[Saved entries]
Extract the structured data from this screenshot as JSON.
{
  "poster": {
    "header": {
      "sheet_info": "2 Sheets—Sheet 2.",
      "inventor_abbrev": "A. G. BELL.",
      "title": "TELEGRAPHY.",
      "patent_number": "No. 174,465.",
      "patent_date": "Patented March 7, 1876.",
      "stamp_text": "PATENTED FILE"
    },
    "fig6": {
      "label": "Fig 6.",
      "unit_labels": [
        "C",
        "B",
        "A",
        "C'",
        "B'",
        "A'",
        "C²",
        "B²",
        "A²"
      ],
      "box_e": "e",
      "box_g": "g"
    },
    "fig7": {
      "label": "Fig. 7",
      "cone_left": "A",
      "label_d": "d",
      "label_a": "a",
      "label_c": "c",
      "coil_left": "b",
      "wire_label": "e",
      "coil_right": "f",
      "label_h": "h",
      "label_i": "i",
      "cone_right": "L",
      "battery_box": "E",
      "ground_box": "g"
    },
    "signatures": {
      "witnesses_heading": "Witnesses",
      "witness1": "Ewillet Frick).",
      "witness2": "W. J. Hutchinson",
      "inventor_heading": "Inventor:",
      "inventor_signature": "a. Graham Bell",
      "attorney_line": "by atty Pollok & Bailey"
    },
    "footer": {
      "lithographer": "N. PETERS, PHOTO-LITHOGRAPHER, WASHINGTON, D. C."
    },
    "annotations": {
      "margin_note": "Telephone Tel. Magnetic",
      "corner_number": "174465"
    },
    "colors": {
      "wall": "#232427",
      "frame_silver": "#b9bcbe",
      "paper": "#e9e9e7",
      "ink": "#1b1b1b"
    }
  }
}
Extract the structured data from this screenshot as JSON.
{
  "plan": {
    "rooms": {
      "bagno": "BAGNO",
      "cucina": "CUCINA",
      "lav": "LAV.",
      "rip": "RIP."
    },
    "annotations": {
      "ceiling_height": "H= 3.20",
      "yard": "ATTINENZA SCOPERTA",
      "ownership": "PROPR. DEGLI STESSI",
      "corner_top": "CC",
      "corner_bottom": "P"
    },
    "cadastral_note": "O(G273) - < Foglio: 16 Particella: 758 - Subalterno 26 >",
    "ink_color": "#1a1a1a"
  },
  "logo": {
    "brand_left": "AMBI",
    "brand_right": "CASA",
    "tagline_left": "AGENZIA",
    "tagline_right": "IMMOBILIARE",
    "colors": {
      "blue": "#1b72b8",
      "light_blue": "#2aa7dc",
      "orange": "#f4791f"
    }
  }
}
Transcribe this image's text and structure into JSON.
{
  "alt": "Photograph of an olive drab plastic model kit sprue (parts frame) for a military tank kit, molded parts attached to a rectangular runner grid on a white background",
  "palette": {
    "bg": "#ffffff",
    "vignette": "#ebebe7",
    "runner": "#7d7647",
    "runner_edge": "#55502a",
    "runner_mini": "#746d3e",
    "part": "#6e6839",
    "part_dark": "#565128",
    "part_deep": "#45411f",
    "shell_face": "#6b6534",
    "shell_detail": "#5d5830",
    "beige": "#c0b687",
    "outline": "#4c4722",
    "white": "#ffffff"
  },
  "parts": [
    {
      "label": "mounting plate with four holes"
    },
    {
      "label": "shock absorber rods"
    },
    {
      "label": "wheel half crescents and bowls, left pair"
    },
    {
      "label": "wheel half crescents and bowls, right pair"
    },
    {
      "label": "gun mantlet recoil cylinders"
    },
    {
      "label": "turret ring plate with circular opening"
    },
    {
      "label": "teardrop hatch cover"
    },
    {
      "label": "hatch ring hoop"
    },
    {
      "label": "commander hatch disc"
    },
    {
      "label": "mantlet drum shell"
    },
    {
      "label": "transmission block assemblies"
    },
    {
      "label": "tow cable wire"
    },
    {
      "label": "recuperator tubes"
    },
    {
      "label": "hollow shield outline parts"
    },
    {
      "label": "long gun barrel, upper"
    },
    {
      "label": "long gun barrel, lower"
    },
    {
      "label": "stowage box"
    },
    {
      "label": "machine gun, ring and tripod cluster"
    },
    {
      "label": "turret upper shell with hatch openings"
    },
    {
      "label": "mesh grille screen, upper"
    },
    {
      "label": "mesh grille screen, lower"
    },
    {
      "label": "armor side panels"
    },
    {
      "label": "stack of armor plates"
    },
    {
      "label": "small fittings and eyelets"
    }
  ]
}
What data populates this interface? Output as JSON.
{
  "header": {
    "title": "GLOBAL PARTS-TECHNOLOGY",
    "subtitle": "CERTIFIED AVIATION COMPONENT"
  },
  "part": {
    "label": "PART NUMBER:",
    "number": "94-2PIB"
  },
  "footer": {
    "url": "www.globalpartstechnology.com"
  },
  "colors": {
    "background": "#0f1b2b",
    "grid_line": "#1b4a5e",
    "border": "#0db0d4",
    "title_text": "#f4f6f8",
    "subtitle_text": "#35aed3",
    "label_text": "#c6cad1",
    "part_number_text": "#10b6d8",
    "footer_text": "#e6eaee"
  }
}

● WHAT YOU HAVE TO DO: Locate the word "wheel" in the entries, and copy every line where it is found.

● SOLUTION:
      "label": "wheel half crescents and bowls, left pair"
      "label": "wheel half crescents and bowls, right pair"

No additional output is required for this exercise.